▶
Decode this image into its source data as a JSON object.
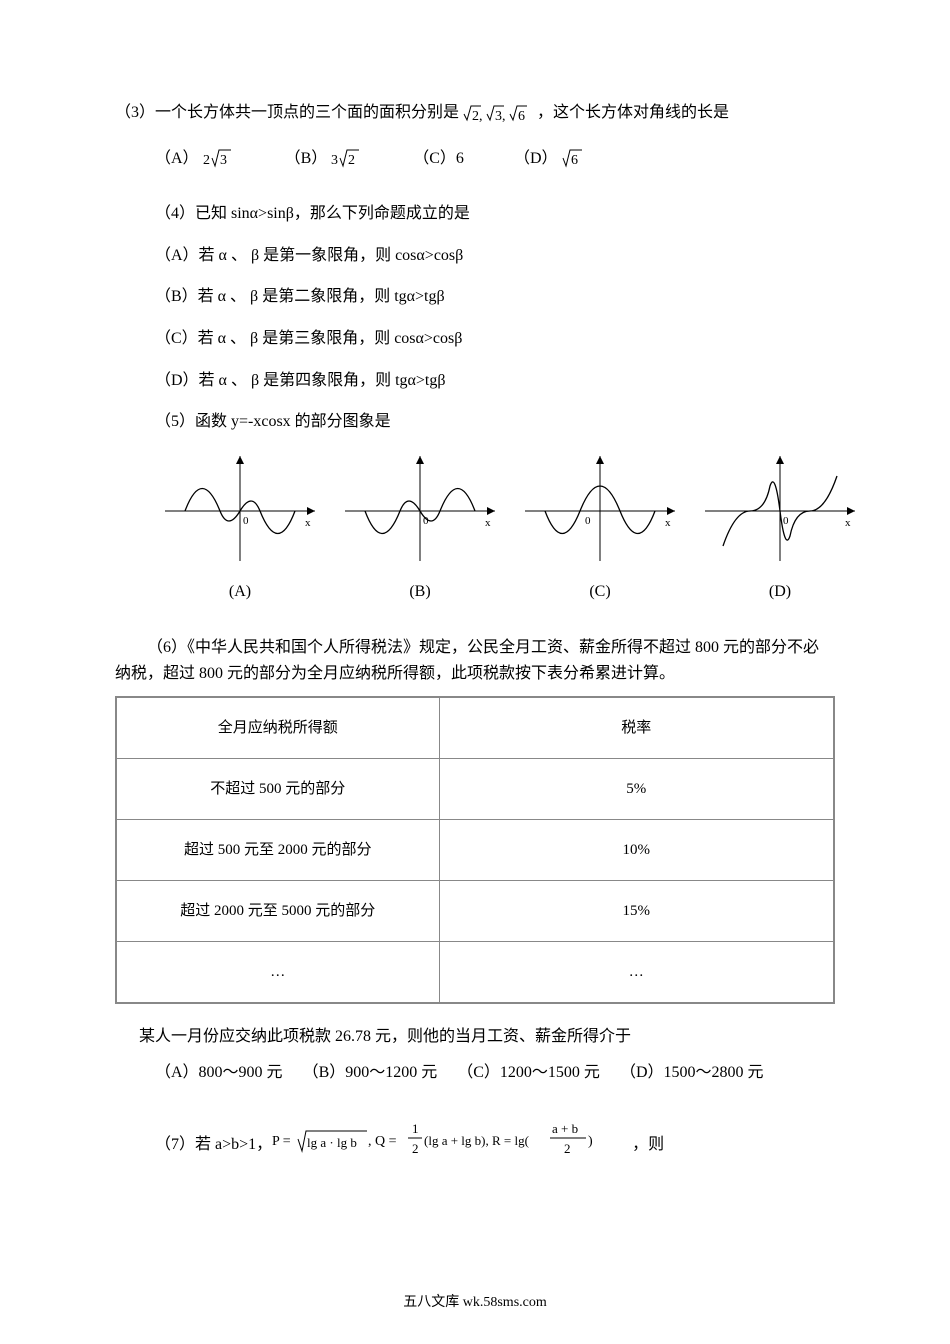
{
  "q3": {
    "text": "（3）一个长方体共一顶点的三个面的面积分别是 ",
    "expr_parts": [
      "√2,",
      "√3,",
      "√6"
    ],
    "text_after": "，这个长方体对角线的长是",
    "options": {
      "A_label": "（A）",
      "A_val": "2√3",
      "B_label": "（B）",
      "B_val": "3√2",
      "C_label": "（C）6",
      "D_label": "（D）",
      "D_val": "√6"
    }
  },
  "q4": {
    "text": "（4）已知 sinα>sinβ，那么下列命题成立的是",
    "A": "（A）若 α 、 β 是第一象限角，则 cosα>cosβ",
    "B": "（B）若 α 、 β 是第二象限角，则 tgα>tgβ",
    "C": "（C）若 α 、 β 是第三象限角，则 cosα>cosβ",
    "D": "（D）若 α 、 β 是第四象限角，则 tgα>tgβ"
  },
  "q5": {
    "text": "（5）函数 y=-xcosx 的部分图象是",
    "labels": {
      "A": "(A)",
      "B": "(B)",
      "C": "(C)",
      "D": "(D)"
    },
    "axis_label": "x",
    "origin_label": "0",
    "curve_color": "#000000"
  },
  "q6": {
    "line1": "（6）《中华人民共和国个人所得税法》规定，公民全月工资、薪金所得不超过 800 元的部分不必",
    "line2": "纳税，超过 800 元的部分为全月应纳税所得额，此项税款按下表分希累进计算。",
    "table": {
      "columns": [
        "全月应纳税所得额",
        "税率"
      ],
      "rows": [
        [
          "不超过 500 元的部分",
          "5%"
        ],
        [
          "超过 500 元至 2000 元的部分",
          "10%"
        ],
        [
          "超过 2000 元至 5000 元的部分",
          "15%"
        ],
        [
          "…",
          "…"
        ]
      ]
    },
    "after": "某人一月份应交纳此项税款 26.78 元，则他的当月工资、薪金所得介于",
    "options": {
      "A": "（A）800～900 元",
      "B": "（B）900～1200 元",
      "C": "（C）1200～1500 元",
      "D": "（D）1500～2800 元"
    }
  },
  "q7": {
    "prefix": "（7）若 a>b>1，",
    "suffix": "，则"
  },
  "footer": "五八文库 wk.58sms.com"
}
◀
▶
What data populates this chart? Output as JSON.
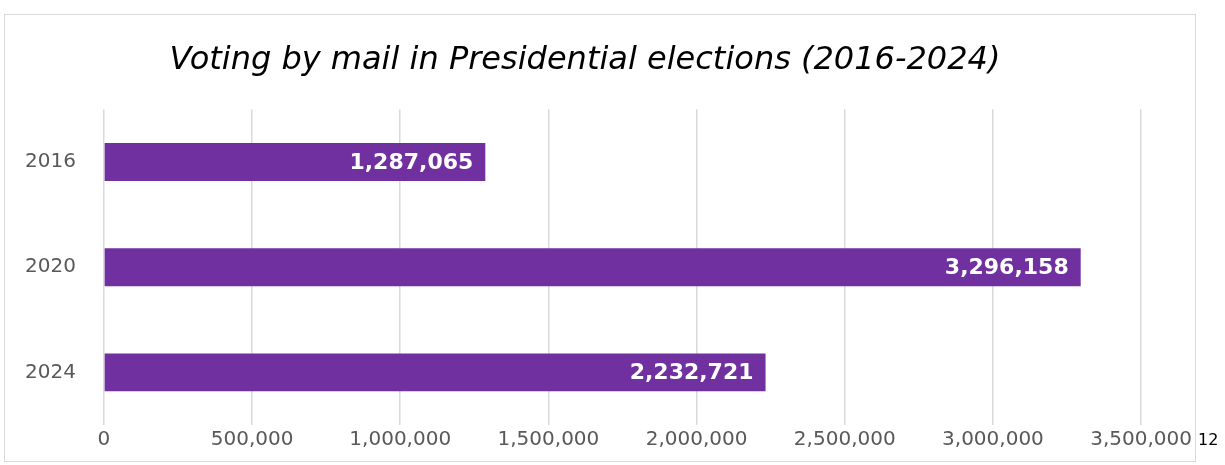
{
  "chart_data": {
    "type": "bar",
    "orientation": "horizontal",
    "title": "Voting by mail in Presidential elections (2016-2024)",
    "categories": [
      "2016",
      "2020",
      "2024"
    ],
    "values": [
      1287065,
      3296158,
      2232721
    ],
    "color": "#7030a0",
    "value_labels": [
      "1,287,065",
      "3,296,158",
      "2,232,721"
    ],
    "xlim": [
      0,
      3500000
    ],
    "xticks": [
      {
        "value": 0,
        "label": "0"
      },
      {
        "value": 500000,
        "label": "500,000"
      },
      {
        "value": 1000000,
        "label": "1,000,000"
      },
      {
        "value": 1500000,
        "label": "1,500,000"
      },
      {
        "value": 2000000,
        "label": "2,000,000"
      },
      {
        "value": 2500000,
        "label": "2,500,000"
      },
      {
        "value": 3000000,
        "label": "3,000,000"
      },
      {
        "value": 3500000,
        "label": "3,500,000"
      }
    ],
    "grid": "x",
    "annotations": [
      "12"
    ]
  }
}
◀
▶
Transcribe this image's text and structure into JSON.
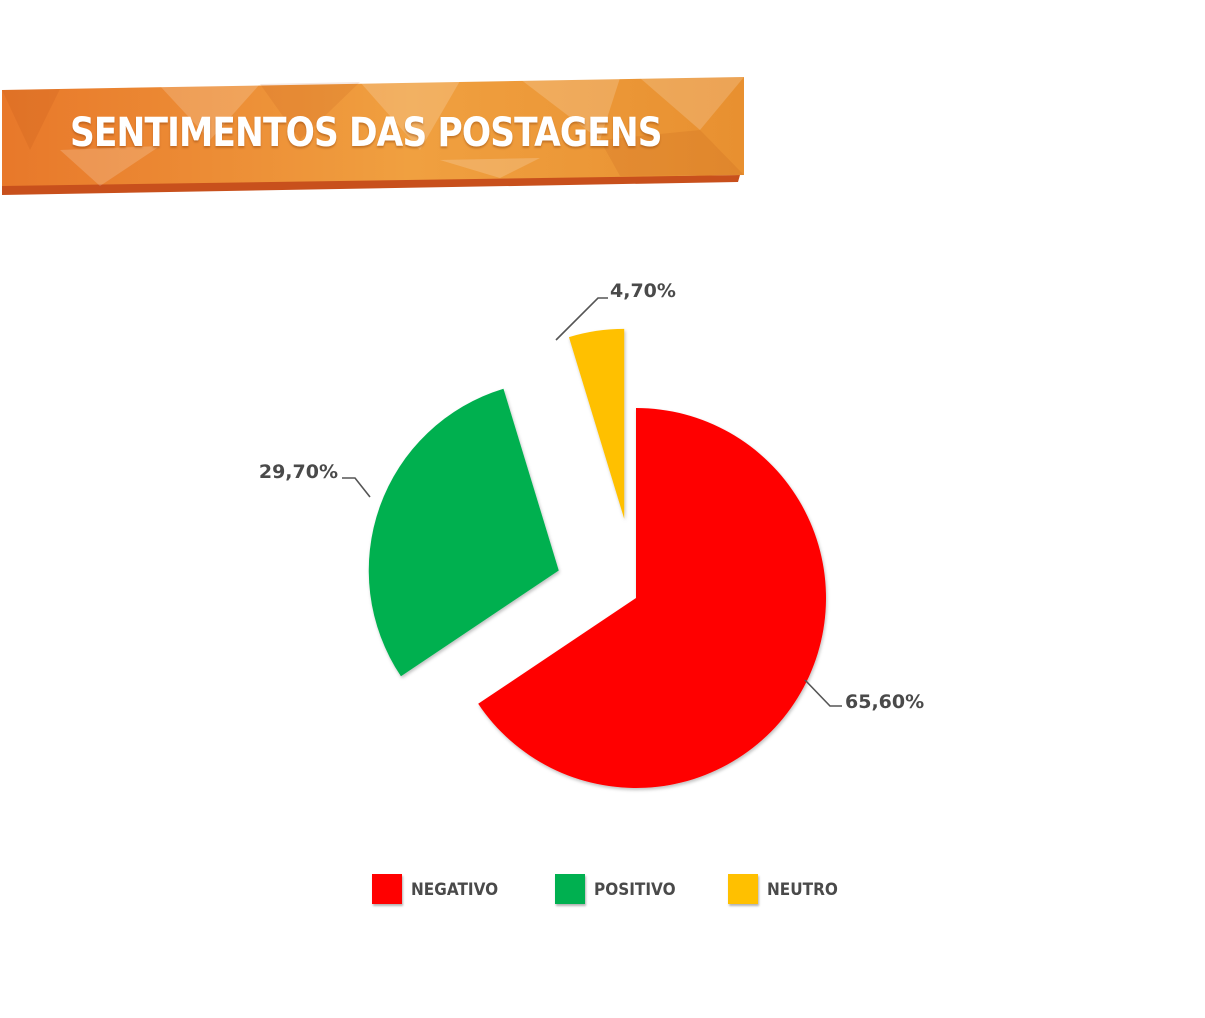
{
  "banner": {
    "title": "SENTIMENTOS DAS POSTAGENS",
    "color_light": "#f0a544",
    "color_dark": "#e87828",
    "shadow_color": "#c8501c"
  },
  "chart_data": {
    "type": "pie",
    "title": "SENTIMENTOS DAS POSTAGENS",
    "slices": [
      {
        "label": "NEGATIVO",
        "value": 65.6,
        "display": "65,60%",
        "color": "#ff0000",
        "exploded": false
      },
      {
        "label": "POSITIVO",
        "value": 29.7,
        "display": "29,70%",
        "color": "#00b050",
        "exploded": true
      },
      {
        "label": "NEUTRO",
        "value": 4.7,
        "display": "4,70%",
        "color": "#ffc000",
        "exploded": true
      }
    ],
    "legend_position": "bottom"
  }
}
◀
From the material above, copy each line that includes the word "JSON".

Task solution
Decode this image into its source data as a JSON object.
What data populates this chart? Output as JSON.
Transcribe this image's text and structure into JSON.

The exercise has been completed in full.